#### [Exercise goal]
The data below is to be returned in full and exactly.
==================================================
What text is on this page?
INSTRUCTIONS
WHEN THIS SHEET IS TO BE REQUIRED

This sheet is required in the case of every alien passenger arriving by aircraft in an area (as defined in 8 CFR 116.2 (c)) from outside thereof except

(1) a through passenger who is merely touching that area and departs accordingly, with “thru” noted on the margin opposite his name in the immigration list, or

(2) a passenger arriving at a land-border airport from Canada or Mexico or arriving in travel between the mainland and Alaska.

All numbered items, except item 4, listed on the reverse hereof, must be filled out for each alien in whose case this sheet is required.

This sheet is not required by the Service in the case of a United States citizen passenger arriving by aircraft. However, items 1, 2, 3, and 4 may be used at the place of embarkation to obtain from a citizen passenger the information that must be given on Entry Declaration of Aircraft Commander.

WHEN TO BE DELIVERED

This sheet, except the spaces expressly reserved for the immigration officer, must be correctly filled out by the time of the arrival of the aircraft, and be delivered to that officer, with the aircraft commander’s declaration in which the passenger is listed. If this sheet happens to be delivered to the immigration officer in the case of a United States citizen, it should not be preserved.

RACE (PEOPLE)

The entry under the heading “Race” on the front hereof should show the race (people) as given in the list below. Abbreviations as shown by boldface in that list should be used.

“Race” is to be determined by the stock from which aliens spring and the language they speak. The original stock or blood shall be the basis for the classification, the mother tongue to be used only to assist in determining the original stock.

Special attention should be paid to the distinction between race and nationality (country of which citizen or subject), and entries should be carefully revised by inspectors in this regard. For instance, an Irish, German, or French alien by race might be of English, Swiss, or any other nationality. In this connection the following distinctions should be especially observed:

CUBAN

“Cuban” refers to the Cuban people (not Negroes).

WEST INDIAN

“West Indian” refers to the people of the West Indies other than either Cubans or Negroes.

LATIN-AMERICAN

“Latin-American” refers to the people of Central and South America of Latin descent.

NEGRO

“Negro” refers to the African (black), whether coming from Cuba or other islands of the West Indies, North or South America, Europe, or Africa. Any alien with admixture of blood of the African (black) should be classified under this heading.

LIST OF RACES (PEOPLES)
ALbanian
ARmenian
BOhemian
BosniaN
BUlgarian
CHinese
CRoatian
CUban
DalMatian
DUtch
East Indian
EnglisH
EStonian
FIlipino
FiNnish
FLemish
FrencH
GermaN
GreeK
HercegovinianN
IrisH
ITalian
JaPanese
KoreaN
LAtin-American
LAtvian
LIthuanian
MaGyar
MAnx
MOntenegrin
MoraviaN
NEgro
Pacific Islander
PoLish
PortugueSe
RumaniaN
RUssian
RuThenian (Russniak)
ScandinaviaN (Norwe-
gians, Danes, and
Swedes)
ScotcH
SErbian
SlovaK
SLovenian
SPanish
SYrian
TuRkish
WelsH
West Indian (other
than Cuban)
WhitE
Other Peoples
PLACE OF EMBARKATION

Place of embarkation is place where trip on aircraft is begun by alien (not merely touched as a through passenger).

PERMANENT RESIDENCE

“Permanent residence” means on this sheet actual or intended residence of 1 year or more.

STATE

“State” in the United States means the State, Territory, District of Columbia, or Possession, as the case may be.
==================================================
#### [Task result]
What text is on this page?
INSTRUCTIONS
WHEN THIS SHEET IS TO BE REQUIRED

This sheet is required in the case of every alien passenger arriving by aircraft in an area (as defined in 8 CFR 116.2 (c)) from outside thereof except

(1) a through passenger who is merely touching that area and departs accordingly, with “thru” noted on the margin opposite his name in the immigration list, or

(2) a passenger arriving at a land-border airport from Canada or Mexico or arriving in travel between the mainland and Alaska.

All numbered items, except item 4, listed on the reverse hereof, must be filled out for each alien in whose case this sheet is required.

This sheet is not required by the Service in the case of a United States citizen passenger arriving by aircraft. However, items 1, 2, 3, and 4 may be used at the place of embarkation to obtain from a citizen passenger the information that must be given on Entry Declaration of Aircraft Commander.

WHEN TO BE DELIVERED

This sheet, except the spaces expressly reserved for the immigration officer, must be correctly filled out by the time of the arrival of the aircraft, and be delivered to that officer, with the aircraft commander’s declaration in which the passenger is listed. If this sheet happens to be delivered to the immigration officer in the case of a United States citizen, it should not be preserved.

RACE (PEOPLE)

The entry under the heading “Race” on the front hereof should show the race (people) as given in the list below. Abbreviations as shown by boldface in that list should be used.

“Race” is to be determined by the stock from which aliens spring and the language they speak. The original stock or blood shall be the basis for the classification, the mother tongue to be used only to assist in determining the original stock.

Special attention should be paid to the distinction between race and nationality (country of which citizen or subject), and entries should be carefully revised by inspectors in this regard. For instance, an Irish, German, or French alien by race might be of English, Swiss, or any other nationality. In this connection the following distinctions should be especially observed:

CUBAN

“Cuban” refers to the Cuban people (not Negroes).

WEST INDIAN

“West Indian” refers to the people of the West Indies other than either Cubans or Negroes.

LATIN-AMERICAN

“Latin-American” refers to the people of Central and South America of Latin descent.

NEGRO

“Negro” refers to the African (black), whether coming from Cuba or other islands of the West Indies, North or South America, Europe, or Africa. Any alien with admixture of blood of the African (black) should be classified under this heading.

LIST OF RACES (PEOPLES)
ALbanian
ARmenian
BOhemian
BosniaN
BUlgarian
CHinese
CRoatian
CUban
DalMatian
DUtch
East Indian
EnglisH
EStonian
FIlipino
FiNnish
FLemish
FrencH
GermaN
GreeK
HercegovinianN
IrisH
ITalian
JaPanese
KoreaN
LAtin-American
LAtvian
LIthuanian
MaGyar
MAnx
MOntenegrin
MoraviaN
NEgro
Pacific Islander
PoLish
PortugueSe
RumaniaN
RUssian
RuThenian (Russniak)
ScandinaviaN (Norwe-
gians, Danes, and
Swedes)
ScotcH
SErbian
SlovaK
SLovenian
SPanish
SYrian
TuRkish
WelsH
West Indian (other
than Cuban)
WhitE
Other Peoples
PLACE OF EMBARKATION

Place of embarkation is place where trip on aircraft is begun by alien (not merely touched as a through passenger).

PERMANENT RESIDENCE

“Permanent residence” means on this sheet actual or intended residence of 1 year or more.

STATE

“State” in the United States means the State, Territory, District of Columbia, or Possession, as the case may be.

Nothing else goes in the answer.